-- GIVEN DATA start --

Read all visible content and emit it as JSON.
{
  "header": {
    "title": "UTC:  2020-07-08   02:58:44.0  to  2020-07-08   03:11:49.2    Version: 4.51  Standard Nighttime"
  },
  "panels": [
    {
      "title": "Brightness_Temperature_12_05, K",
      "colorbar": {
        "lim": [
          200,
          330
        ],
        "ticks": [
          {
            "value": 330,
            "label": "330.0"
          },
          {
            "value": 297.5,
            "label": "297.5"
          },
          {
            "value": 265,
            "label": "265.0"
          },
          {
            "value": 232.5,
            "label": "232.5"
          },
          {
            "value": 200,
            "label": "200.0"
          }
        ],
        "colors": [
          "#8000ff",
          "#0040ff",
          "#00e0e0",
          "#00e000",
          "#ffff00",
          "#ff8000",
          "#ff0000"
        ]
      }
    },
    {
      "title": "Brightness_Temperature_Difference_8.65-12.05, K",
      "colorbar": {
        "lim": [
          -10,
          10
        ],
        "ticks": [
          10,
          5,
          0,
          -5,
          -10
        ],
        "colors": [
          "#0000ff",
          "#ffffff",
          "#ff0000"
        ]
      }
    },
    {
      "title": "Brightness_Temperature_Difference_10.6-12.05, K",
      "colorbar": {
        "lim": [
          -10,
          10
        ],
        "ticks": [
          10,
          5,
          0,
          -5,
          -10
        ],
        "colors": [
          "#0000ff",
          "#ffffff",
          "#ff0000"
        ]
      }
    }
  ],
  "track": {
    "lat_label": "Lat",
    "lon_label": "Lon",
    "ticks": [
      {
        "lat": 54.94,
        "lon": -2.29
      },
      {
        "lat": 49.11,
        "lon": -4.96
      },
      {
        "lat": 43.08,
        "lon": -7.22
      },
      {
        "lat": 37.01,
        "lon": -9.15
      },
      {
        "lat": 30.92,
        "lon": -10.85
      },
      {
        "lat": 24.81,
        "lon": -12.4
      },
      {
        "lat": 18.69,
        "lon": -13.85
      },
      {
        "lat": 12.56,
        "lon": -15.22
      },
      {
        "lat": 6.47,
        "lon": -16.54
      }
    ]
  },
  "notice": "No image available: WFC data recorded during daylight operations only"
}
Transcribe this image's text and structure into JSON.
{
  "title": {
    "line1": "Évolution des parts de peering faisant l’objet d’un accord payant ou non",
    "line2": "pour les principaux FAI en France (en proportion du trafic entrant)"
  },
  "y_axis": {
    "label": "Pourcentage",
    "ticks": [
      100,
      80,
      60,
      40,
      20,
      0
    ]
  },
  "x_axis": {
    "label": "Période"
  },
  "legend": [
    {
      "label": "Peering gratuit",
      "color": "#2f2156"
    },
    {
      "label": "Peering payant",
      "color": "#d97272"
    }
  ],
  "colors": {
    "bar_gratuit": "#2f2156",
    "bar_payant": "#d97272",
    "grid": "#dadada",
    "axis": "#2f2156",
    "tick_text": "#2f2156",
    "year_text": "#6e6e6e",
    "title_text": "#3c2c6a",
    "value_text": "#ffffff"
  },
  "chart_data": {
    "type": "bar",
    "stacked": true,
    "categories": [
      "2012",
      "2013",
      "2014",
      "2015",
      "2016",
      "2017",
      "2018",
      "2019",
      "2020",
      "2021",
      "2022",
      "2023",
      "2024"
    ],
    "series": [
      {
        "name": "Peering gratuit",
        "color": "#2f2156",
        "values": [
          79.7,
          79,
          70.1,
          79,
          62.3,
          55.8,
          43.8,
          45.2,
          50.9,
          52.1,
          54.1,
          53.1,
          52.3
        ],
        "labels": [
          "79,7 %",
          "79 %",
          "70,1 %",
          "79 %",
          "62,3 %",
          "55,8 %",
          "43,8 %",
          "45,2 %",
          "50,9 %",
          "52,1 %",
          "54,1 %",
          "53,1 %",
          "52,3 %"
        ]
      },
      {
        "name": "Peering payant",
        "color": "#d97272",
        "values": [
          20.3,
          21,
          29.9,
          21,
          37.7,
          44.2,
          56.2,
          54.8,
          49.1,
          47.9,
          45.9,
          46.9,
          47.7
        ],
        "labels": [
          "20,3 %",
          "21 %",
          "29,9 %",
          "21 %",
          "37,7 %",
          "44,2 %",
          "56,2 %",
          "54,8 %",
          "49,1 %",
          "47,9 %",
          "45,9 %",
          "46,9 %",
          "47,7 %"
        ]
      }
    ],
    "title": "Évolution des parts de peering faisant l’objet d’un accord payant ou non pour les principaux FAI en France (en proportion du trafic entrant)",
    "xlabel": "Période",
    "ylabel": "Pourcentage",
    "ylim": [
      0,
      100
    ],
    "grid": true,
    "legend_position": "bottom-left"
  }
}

-- GIVEN DATA end --

Repeat the data verbatim.

Read all visible content and emit it as JSON.
{
  "header": {
    "title": "UTC:  2020-07-08   02:58:44.0  to  2020-07-08   03:11:49.2    Version: 4.51  Standard Nighttime"
  },
  "panels": [
    {
      "title": "Brightness_Temperature_12_05, K",
      "colorbar": {
        "lim": [
          200,
          330
        ],
        "ticks": [
          {
            "value": 330,
            "label": "330.0"
          },
          {
            "value": 297.5,
            "label": "297.5"
          },
          {
            "value": 265,
            "label": "265.0"
          },
          {
            "value": 232.5,
            "label": "232.5"
          },
          {
            "value": 200,
            "label": "200.0"
          }
        ],
        "colors": [
          "#8000ff",
          "#0040ff",
          "#00e0e0",
          "#00e000",
          "#ffff00",
          "#ff8000",
          "#ff0000"
        ]
      }
    },
    {
      "title": "Brightness_Temperature_Difference_8.65-12.05, K",
      "colorbar": {
        "lim": [
          -10,
          10
        ],
        "ticks": [
          10,
          5,
          0,
          -5,
          -10
        ],
        "colors": [
          "#0000ff",
          "#ffffff",
          "#ff0000"
        ]
      }
    },
    {
      "title": "Brightness_Temperature_Difference_10.6-12.05, K",
      "colorbar": {
        "lim": [
          -10,
          10
        ],
        "ticks": [
          10,
          5,
          0,
          -5,
          -10
        ],
        "colors": [
          "#0000ff",
          "#ffffff",
          "#ff0000"
        ]
      }
    }
  ],
  "track": {
    "lat_label": "Lat",
    "lon_label": "Lon",
    "ticks": [
      {
        "lat": 54.94,
        "lon": -2.29
      },
      {
        "lat": 49.11,
        "lon": -4.96
      },
      {
        "lat": 43.08,
        "lon": -7.22
      },
      {
        "lat": 37.01,
        "lon": -9.15
      },
      {
        "lat": 30.92,
        "lon": -10.85
      },
      {
        "lat": 24.81,
        "lon": -12.4
      },
      {
        "lat": 18.69,
        "lon": -13.85
      },
      {
        "lat": 12.56,
        "lon": -15.22
      },
      {
        "lat": 6.47,
        "lon": -16.54
      }
    ]
  },
  "notice": "No image available: WFC data recorded during daylight operations only"
}
Transcribe this image's text and structure into JSON.
{
  "title": {
    "line1": "Évolution des parts de peering faisant l’objet d’un accord payant ou non",
    "line2": "pour les principaux FAI en France (en proportion du trafic entrant)"
  },
  "y_axis": {
    "label": "Pourcentage",
    "ticks": [
      100,
      80,
      60,
      40,
      20,
      0
    ]
  },
  "x_axis": {
    "label": "Période"
  },
  "legend": [
    {
      "label": "Peering gratuit",
      "color": "#2f2156"
    },
    {
      "label": "Peering payant",
      "color": "#d97272"
    }
  ],
  "colors": {
    "bar_gratuit": "#2f2156",
    "bar_payant": "#d97272",
    "grid": "#dadada",
    "axis": "#2f2156",
    "tick_text": "#2f2156",
    "year_text": "#6e6e6e",
    "title_text": "#3c2c6a",
    "value_text": "#ffffff"
  },
  "chart_data": {
    "type": "bar",
    "stacked": true,
    "categories": [
      "2012",
      "2013",
      "2014",
      "2015",
      "2016",
      "2017",
      "2018",
      "2019",
      "2020",
      "2021",
      "2022",
      "2023",
      "2024"
    ],
    "series": [
      {
        "name": "Peering gratuit",
        "color": "#2f2156",
        "values": [
          79.7,
          79,
          70.1,
          79,
          62.3,
          55.8,
          43.8,
          45.2,
          50.9,
          52.1,
          54.1,
          53.1,
          52.3
        ],
        "labels": [
          "79,7 %",
          "79 %",
          "70,1 %",
          "79 %",
          "62,3 %",
          "55,8 %",
          "43,8 %",
          "45,2 %",
          "50,9 %",
          "52,1 %",
          "54,1 %",
          "53,1 %",
          "52,3 %"
        ]
      },
      {
        "name": "Peering payant",
        "color": "#d97272",
        "values": [
          20.3,
          21,
          29.9,
          21,
          37.7,
          44.2,
          56.2,
          54.8,
          49.1,
          47.9,
          45.9,
          46.9,
          47.7
        ],
        "labels": [
          "20,3 %",
          "21 %",
          "29,9 %",
          "21 %",
          "37,7 %",
          "44,2 %",
          "56,2 %",
          "54,8 %",
          "49,1 %",
          "47,9 %",
          "45,9 %",
          "46,9 %",
          "47,7 %"
        ]
      }
    ],
    "title": "Évolution des parts de peering faisant l’objet d’un accord payant ou non pour les principaux FAI en France (en proportion du trafic entrant)",
    "xlabel": "Période",
    "ylabel": "Pourcentage",
    "ylim": [
      0,
      100
    ],
    "grid": true,
    "legend_position": "bottom-left"
  }
}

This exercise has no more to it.